Task details: Copy out all lines of the records in which the word "Temperature" appears.

>> start Input material

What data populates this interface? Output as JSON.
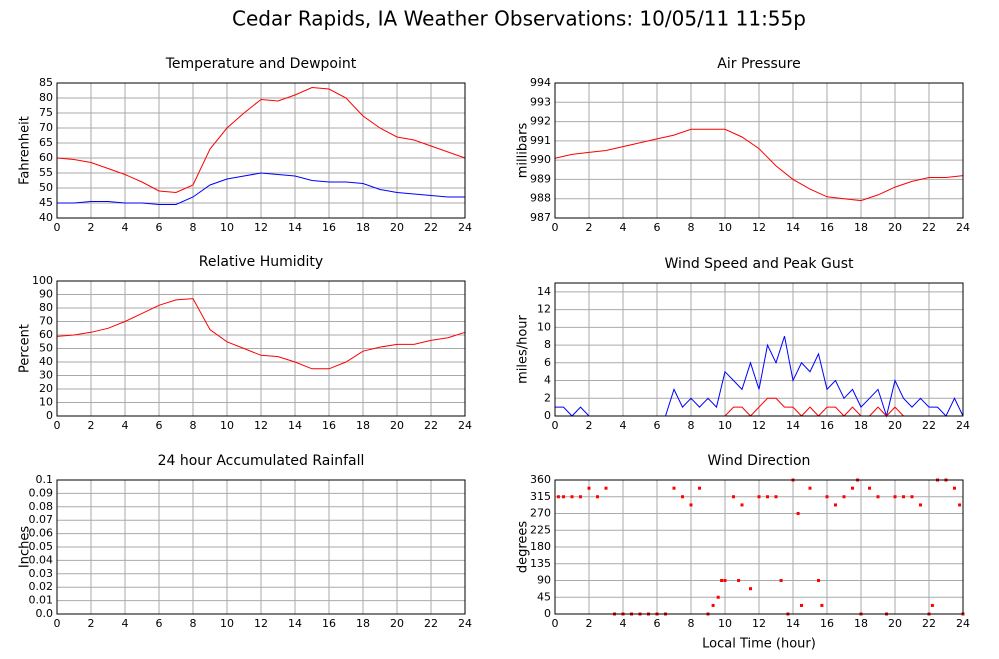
{
  "title": "Cedar Rapids, IA Weather Observations: 10/05/11 11:55p",
  "chart_data": [
    {
      "type": "line",
      "title": "Temperature and Dewpoint",
      "ylabel": "Fahrenheit",
      "x": [
        0,
        1,
        2,
        3,
        4,
        5,
        6,
        7,
        8,
        9,
        10,
        11,
        12,
        13,
        14,
        15,
        16,
        17,
        18,
        19,
        20,
        21,
        22,
        23,
        24
      ],
      "series": [
        {
          "color": "#ff0000",
          "values": [
            60,
            59.5,
            58.5,
            56.5,
            54.5,
            52,
            49,
            48.5,
            51,
            63,
            70,
            75,
            79.5,
            79,
            81,
            83.5,
            83,
            80,
            74,
            70,
            67,
            66,
            64,
            62,
            60
          ]
        },
        {
          "color": "#0000ff",
          "values": [
            45,
            45,
            45.5,
            45.5,
            45,
            45,
            44.5,
            44.5,
            47,
            51,
            53,
            54,
            55,
            54.5,
            54,
            52.5,
            52,
            52,
            51.5,
            49.5,
            48.5,
            48,
            47.5,
            47,
            47
          ]
        }
      ],
      "xlim": [
        0,
        24
      ],
      "xticks": [
        0,
        2,
        4,
        6,
        8,
        10,
        12,
        14,
        16,
        18,
        20,
        22,
        24
      ],
      "ylim": [
        40,
        85
      ],
      "yticks": [
        40,
        45,
        50,
        55,
        60,
        65,
        70,
        75,
        80,
        85
      ],
      "grid": true
    },
    {
      "type": "line",
      "title": "Air Pressure",
      "ylabel": "millibars",
      "x": [
        0,
        1,
        2,
        3,
        4,
        5,
        6,
        7,
        8,
        9,
        10,
        11,
        12,
        13,
        14,
        15,
        16,
        17,
        18,
        19,
        20,
        21,
        22,
        23,
        24
      ],
      "series": [
        {
          "color": "#ff0000",
          "values": [
            990.1,
            990.3,
            990.4,
            990.5,
            990.7,
            990.9,
            991.1,
            991.3,
            991.6,
            991.6,
            991.6,
            991.2,
            990.6,
            989.7,
            989.0,
            988.5,
            988.1,
            988.0,
            987.9,
            988.2,
            988.6,
            988.9,
            989.1,
            989.1,
            989.2
          ]
        }
      ],
      "xlim": [
        0,
        24
      ],
      "xticks": [
        0,
        2,
        4,
        6,
        8,
        10,
        12,
        14,
        16,
        18,
        20,
        22,
        24
      ],
      "ylim": [
        987,
        994
      ],
      "yticks": [
        987,
        988,
        989,
        990,
        991,
        992,
        993,
        994
      ],
      "grid": true
    },
    {
      "type": "line",
      "title": "Relative Humidity",
      "ylabel": "Percent",
      "x": [
        0,
        1,
        2,
        3,
        4,
        5,
        6,
        7,
        8,
        9,
        10,
        11,
        12,
        13,
        14,
        15,
        16,
        17,
        18,
        19,
        20,
        21,
        22,
        23,
        24
      ],
      "series": [
        {
          "color": "#ff0000",
          "values": [
            59,
            60,
            62,
            65,
            70,
            76,
            82,
            86,
            87,
            64,
            55,
            50,
            45,
            44,
            40,
            35,
            35,
            40,
            48,
            51,
            53,
            53,
            56,
            58,
            62
          ]
        }
      ],
      "xlim": [
        0,
        24
      ],
      "xticks": [
        0,
        2,
        4,
        6,
        8,
        10,
        12,
        14,
        16,
        18,
        20,
        22,
        24
      ],
      "ylim": [
        0,
        100
      ],
      "yticks": [
        0,
        10,
        20,
        30,
        40,
        50,
        60,
        70,
        80,
        90,
        100
      ],
      "grid": true
    },
    {
      "type": "line",
      "title": "Wind Speed and Peak Gust",
      "ylabel": "miles/hour",
      "x": [
        0,
        0.5,
        1,
        1.5,
        2,
        2.5,
        3,
        3.5,
        4,
        4.5,
        5,
        5.5,
        6,
        6.5,
        7,
        7.5,
        8,
        8.5,
        9,
        9.5,
        10,
        10.5,
        11,
        11.5,
        12,
        12.5,
        13,
        13.5,
        14,
        14.5,
        15,
        15.5,
        16,
        16.5,
        17,
        17.5,
        18,
        18.5,
        19,
        19.5,
        20,
        20.5,
        21,
        21.5,
        22,
        22.5,
        23,
        23.5,
        24
      ],
      "series": [
        {
          "color": "#0000ff",
          "values": [
            1,
            1,
            0,
            1,
            0,
            0,
            0,
            0,
            0,
            0,
            0,
            0,
            0,
            0,
            3,
            1,
            2,
            1,
            2,
            1,
            5,
            4,
            3,
            6,
            3,
            8,
            6,
            9,
            4,
            6,
            5,
            7,
            3,
            4,
            2,
            3,
            1,
            2,
            3,
            0,
            4,
            2,
            1,
            2,
            1,
            1,
            0,
            2,
            0
          ]
        },
        {
          "color": "#ff0000",
          "values": [
            0,
            0,
            0,
            0,
            0,
            0,
            0,
            0,
            0,
            0,
            0,
            0,
            0,
            0,
            0,
            0,
            0,
            0,
            0,
            0,
            0,
            1,
            1,
            0,
            1,
            2,
            2,
            1,
            1,
            0,
            1,
            0,
            1,
            1,
            0,
            1,
            0,
            0,
            1,
            0,
            1,
            0,
            0,
            0,
            0,
            0,
            0,
            0,
            0
          ]
        }
      ],
      "xlim": [
        0,
        24
      ],
      "xticks": [
        0,
        2,
        4,
        6,
        8,
        10,
        12,
        14,
        16,
        18,
        20,
        22,
        24
      ],
      "ylim": [
        0,
        15
      ],
      "yticks": [
        0,
        2,
        4,
        6,
        8,
        10,
        12,
        14
      ],
      "grid": true
    },
    {
      "type": "line",
      "title": "24 hour Accumulated Rainfall",
      "ylabel": "Inches",
      "x": [
        0,
        24
      ],
      "series": [
        {
          "color": "#ff0000",
          "values": [
            0,
            0
          ]
        }
      ],
      "xlim": [
        0,
        24
      ],
      "xticks": [
        0,
        2,
        4,
        6,
        8,
        10,
        12,
        14,
        16,
        18,
        20,
        22,
        24
      ],
      "ylim": [
        0,
        0.1
      ],
      "yticks": [
        {
          "value": 0,
          "label": "0.0"
        },
        0.01,
        0.02,
        0.03,
        0.04,
        0.05,
        0.06,
        0.07,
        0.08,
        0.09,
        0.1
      ],
      "grid": true
    },
    {
      "type": "scatter",
      "title": "Wind Direction",
      "ylabel": "degrees",
      "xlabel": "Local Time (hour)",
      "x": [
        0.2,
        0.5,
        1,
        1.5,
        2,
        2.5,
        3,
        3.5,
        4,
        4.5,
        5,
        5.5,
        6,
        6.5,
        7,
        7.5,
        8,
        8.5,
        9,
        9.3,
        9.6,
        9.8,
        10,
        10.5,
        10.8,
        11,
        11.5,
        12,
        12.5,
        13,
        13.3,
        13.7,
        14,
        14.3,
        14.5,
        15,
        15.5,
        15.7,
        16,
        16.5,
        17,
        17.5,
        17.8,
        18,
        18.5,
        19,
        19.5,
        20,
        20.5,
        21,
        21.5,
        22,
        22.2,
        22.5,
        23,
        23.5,
        23.8,
        24
      ],
      "series": [
        {
          "color": "#ff0000",
          "values": [
            315,
            315,
            315,
            315,
            338,
            315,
            338,
            0,
            0,
            0,
            0,
            0,
            0,
            0,
            338,
            315,
            293,
            338,
            0,
            23,
            45,
            90,
            90,
            315,
            90,
            293,
            68,
            315,
            315,
            315,
            90,
            0,
            360,
            270,
            23,
            338,
            90,
            23,
            315,
            293,
            315,
            338,
            360,
            0,
            338,
            315,
            0,
            315,
            315,
            315,
            293,
            0,
            23,
            360,
            360,
            338,
            293,
            0
          ]
        }
      ],
      "xlim": [
        0,
        24
      ],
      "xticks": [
        0,
        2,
        4,
        6,
        8,
        10,
        12,
        14,
        16,
        18,
        20,
        22,
        24
      ],
      "ylim": [
        0,
        360
      ],
      "yticks": [
        0,
        45,
        90,
        135,
        180,
        225,
        270,
        315,
        360
      ],
      "grid": true
    }
  ]
}
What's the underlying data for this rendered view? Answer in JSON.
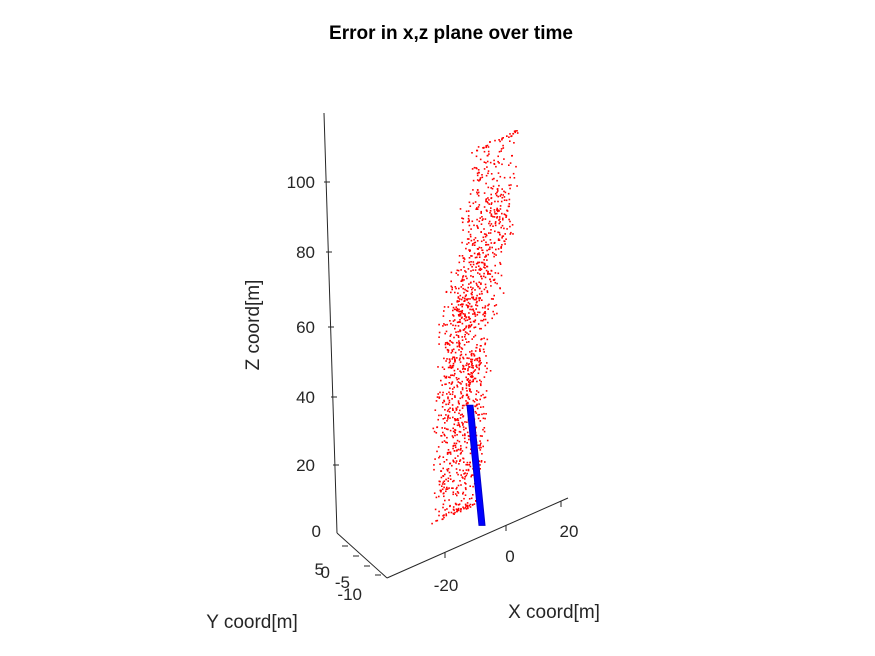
{
  "chart_data": {
    "type": "scatter",
    "title": "Error in x,z plane over time",
    "xlabel": "X coord[m]",
    "ylabel": "Y coord[m]",
    "zlabel": "Z coord[m]",
    "xlim": [
      -30,
      30
    ],
    "ylim": [
      -10,
      10
    ],
    "zlim": [
      0,
      120
    ],
    "x_ticks": [
      "-20",
      "0",
      "20"
    ],
    "y_ticks": [
      "-10",
      "-5",
      "0",
      "5"
    ],
    "z_ticks": [
      "0",
      "20",
      "40",
      "60",
      "80",
      "100"
    ],
    "grid": false,
    "series": [
      {
        "color": "#ff0000",
        "marker": "dot",
        "description_points": [
          {
            "x": -5,
            "y": 0,
            "z": 20
          },
          {
            "x": -3,
            "y": 0,
            "z": 35
          },
          {
            "x": -6,
            "y": 0,
            "z": 50
          },
          {
            "x": -4,
            "y": 0,
            "z": 62
          },
          {
            "x": 0,
            "y": 0,
            "z": 80
          },
          {
            "x": 3,
            "y": 0,
            "z": 100
          }
        ]
      },
      {
        "color": "#0000ff",
        "marker": "square",
        "x_range": [
          -2,
          2
        ],
        "y_value": 0,
        "z_range": [
          0,
          38
        ]
      }
    ]
  }
}
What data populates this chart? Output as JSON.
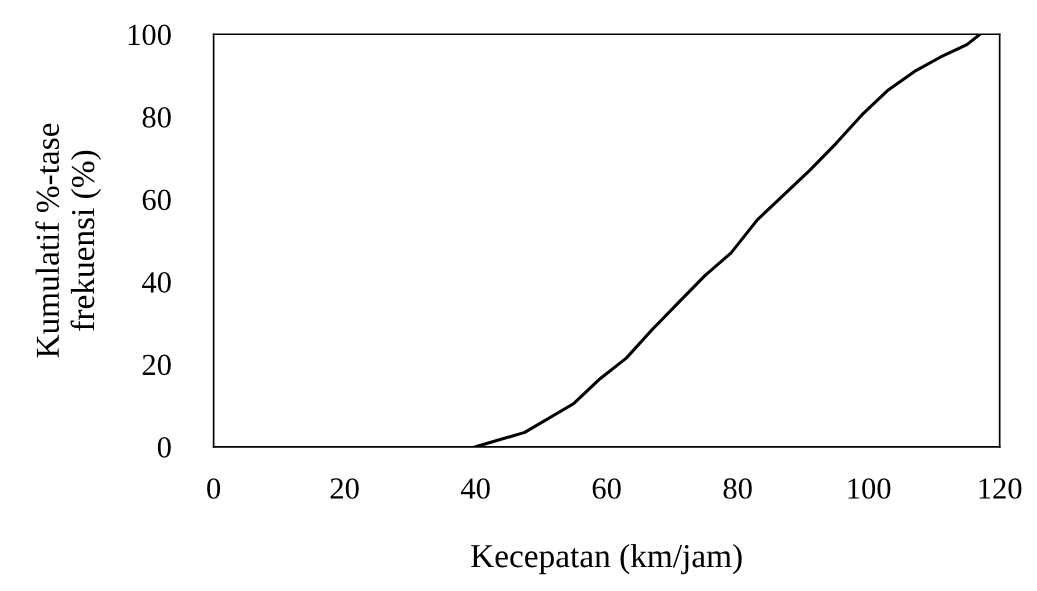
{
  "chart_data": {
    "type": "line",
    "xlabel": "Kecepatan (km/jam)",
    "ylabel": "Kumulatif %-tase\nfrekuensi (%)",
    "x": [
      40,
      47.5,
      55,
      59,
      63,
      67,
      71,
      75,
      79,
      83,
      87,
      91,
      95,
      99,
      103,
      107,
      111,
      115,
      117
    ],
    "series": [
      {
        "color": "#000000",
        "values": [
          0,
          3.5,
          10.5,
          16.5,
          21.5,
          28.5,
          35,
          41.5,
          47,
          55,
          61,
          67,
          73.5,
          80.5,
          86.5,
          91,
          94.5,
          97.5,
          100
        ]
      }
    ],
    "xlim": [
      0,
      120
    ],
    "ylim": [
      0,
      100
    ],
    "xticks": [
      0,
      20,
      40,
      60,
      80,
      100,
      120
    ],
    "yticks": [
      0,
      20,
      40,
      60,
      80,
      100
    ],
    "grid": false,
    "legend": false,
    "marker": "none",
    "line_style": "solid"
  }
}
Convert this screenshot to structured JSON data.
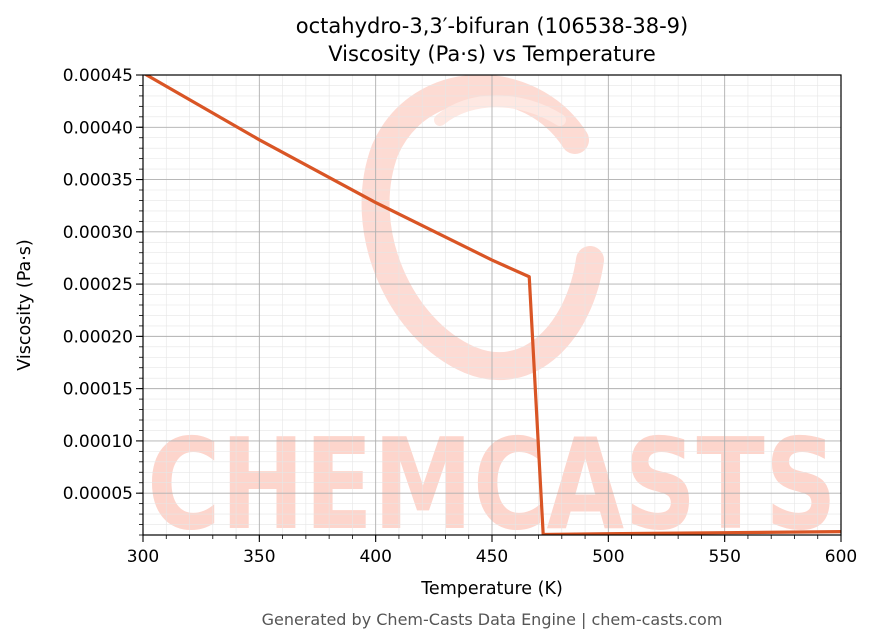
{
  "chart_data": {
    "type": "line",
    "title": "octahydro-3,3′-bifuran (106538-38-9)",
    "subtitle": "Viscosity (Pa·s) vs Temperature",
    "xlabel": "Temperature (K)",
    "ylabel": "Viscosity (Pa·s)",
    "xlim": [
      300,
      600
    ],
    "ylim": [
      1e-05,
      0.00045
    ],
    "xticks": [
      300,
      350,
      400,
      450,
      500,
      550,
      600
    ],
    "xtick_labels": [
      "300",
      "350",
      "400",
      "450",
      "500",
      "550",
      "600"
    ],
    "yticks": [
      5e-05,
      0.0001,
      0.00015,
      0.0002,
      0.00025,
      0.0003,
      0.00035,
      0.0004,
      0.00045
    ],
    "ytick_labels": [
      "0.00005",
      "0.00010",
      "0.00015",
      "0.00020",
      "0.00025",
      "0.00030",
      "0.00035",
      "0.00040",
      "0.00045"
    ],
    "grid": true,
    "series": [
      {
        "color": "#d95525",
        "points": [
          [
            300,
            0.000452
          ],
          [
            350,
            0.000388
          ],
          [
            400,
            0.000328
          ],
          [
            450,
            0.000273
          ],
          [
            466,
            0.000257
          ],
          [
            472,
            1.05e-05
          ],
          [
            500,
            1.12e-05
          ],
          [
            550,
            1.22e-05
          ],
          [
            600,
            1.32e-05
          ]
        ]
      }
    ]
  },
  "watermark": {
    "text": "CHEMCASTS",
    "color": "#fdd5cc"
  },
  "footer": "Generated by Chem-Casts Data Engine | chem-casts.com"
}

>> end Input material

Response:
      "title": "Temperature and Dewpoint",
    "subtitle": "Viscosity (Pa·s) vs Temperature",
    "xlabel": "Temperature (K)",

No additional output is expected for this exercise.